**** Task inputs ****

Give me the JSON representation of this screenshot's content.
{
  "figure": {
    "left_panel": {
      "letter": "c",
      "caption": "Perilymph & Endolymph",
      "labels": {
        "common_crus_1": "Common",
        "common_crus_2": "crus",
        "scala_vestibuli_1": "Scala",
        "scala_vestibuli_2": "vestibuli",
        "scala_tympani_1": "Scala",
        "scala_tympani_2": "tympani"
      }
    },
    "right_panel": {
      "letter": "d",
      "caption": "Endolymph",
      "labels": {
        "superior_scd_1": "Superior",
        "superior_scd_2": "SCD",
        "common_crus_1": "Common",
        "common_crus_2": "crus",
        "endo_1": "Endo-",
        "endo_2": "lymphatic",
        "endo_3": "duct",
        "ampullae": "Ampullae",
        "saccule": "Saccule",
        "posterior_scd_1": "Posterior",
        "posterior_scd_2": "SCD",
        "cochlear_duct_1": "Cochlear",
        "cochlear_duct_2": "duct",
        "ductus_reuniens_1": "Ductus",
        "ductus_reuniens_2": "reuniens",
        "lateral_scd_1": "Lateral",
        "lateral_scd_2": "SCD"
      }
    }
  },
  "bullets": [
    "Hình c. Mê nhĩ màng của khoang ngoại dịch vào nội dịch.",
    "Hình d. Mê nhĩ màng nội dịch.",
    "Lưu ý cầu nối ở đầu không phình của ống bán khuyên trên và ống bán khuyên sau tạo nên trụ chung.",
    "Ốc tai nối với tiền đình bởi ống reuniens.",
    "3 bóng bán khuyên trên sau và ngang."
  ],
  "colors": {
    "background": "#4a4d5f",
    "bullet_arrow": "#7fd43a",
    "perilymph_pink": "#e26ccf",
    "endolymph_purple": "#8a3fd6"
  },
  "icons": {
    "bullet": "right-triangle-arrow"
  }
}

****

= Task instructions =
Identify and copy all lines with the word "caption".

= Answer to this exercise =
      "caption": "Perilymph & Endolymph",
      "caption": "Endolymph",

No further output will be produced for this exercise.